-- Start --

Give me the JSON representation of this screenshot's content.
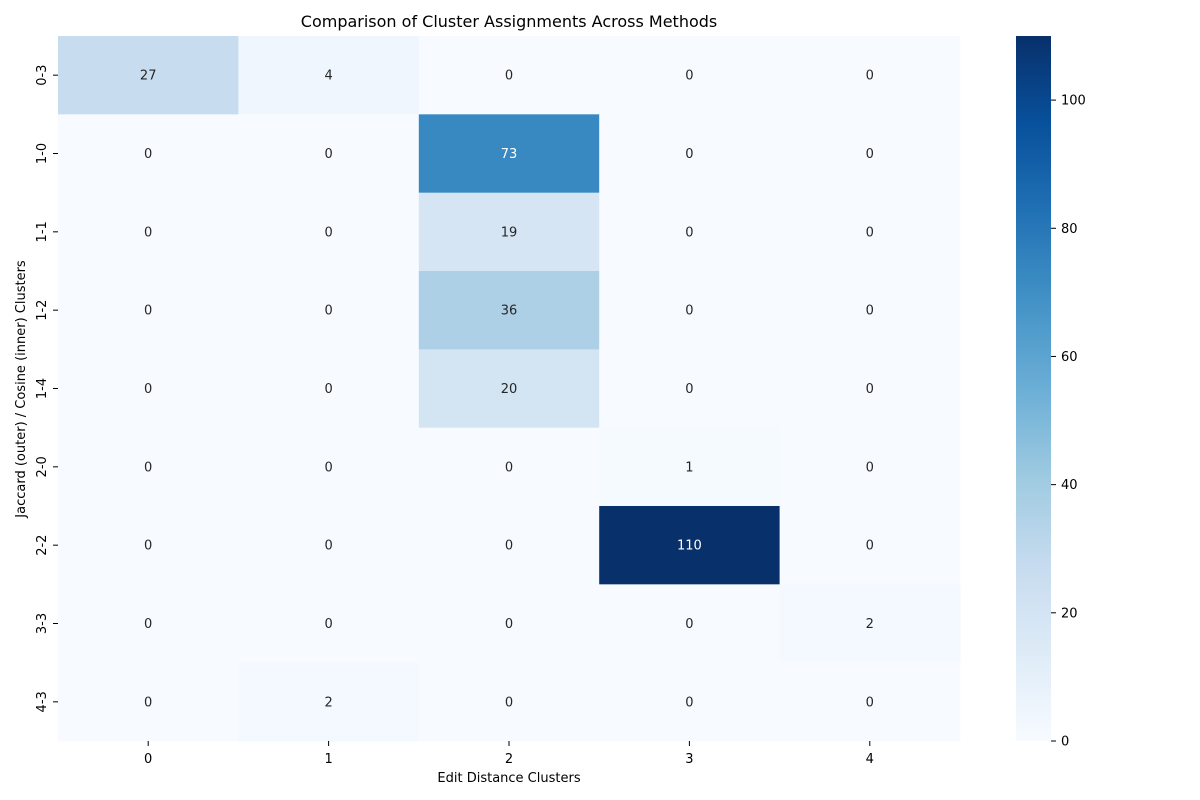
{
  "chart_data": {
    "type": "heatmap",
    "title": "Comparison of Cluster Assignments Across Methods",
    "xlabel": "Edit Distance Clusters",
    "ylabel": "Jaccard (outer) / Cosine (inner) Clusters",
    "x_categories": [
      "0",
      "1",
      "2",
      "3",
      "4"
    ],
    "y_categories": [
      "0-3",
      "1-0",
      "1-1",
      "1-2",
      "1-4",
      "2-0",
      "2-2",
      "3-3",
      "4-3"
    ],
    "values": [
      [
        27,
        4,
        0,
        0,
        0
      ],
      [
        0,
        0,
        73,
        0,
        0
      ],
      [
        0,
        0,
        19,
        0,
        0
      ],
      [
        0,
        0,
        36,
        0,
        0
      ],
      [
        0,
        0,
        20,
        0,
        0
      ],
      [
        0,
        0,
        0,
        1,
        0
      ],
      [
        0,
        0,
        0,
        110,
        0
      ],
      [
        0,
        0,
        0,
        0,
        2
      ],
      [
        0,
        2,
        0,
        0,
        0
      ]
    ],
    "colorbar": {
      "min": 0,
      "max": 110,
      "ticks": [
        0,
        20,
        40,
        60,
        80,
        100
      ],
      "colormap": "Blues"
    },
    "annotated": true
  }
}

-- End --

■ Problem to work on: Retype all entries exactly as they appear, dropping the images.

■ Answer:
Give me the JSON representation of this screenshot's content.
{
  "chart_data": {
    "type": "heatmap",
    "title": "Comparison of Cluster Assignments Across Methods",
    "xlabel": "Edit Distance Clusters",
    "ylabel": "Jaccard (outer) / Cosine (inner) Clusters",
    "x_categories": [
      "0",
      "1",
      "2",
      "3",
      "4"
    ],
    "y_categories": [
      "0-3",
      "1-0",
      "1-1",
      "1-2",
      "1-4",
      "2-0",
      "2-2",
      "3-3",
      "4-3"
    ],
    "values": [
      [
        27,
        4,
        0,
        0,
        0
      ],
      [
        0,
        0,
        73,
        0,
        0
      ],
      [
        0,
        0,
        19,
        0,
        0
      ],
      [
        0,
        0,
        36,
        0,
        0
      ],
      [
        0,
        0,
        20,
        0,
        0
      ],
      [
        0,
        0,
        0,
        1,
        0
      ],
      [
        0,
        0,
        0,
        110,
        0
      ],
      [
        0,
        0,
        0,
        0,
        2
      ],
      [
        0,
        2,
        0,
        0,
        0
      ]
    ],
    "colorbar": {
      "min": 0,
      "max": 110,
      "ticks": [
        0,
        20,
        40,
        60,
        80,
        100
      ],
      "colormap": "Blues"
    },
    "annotated": true
  }
}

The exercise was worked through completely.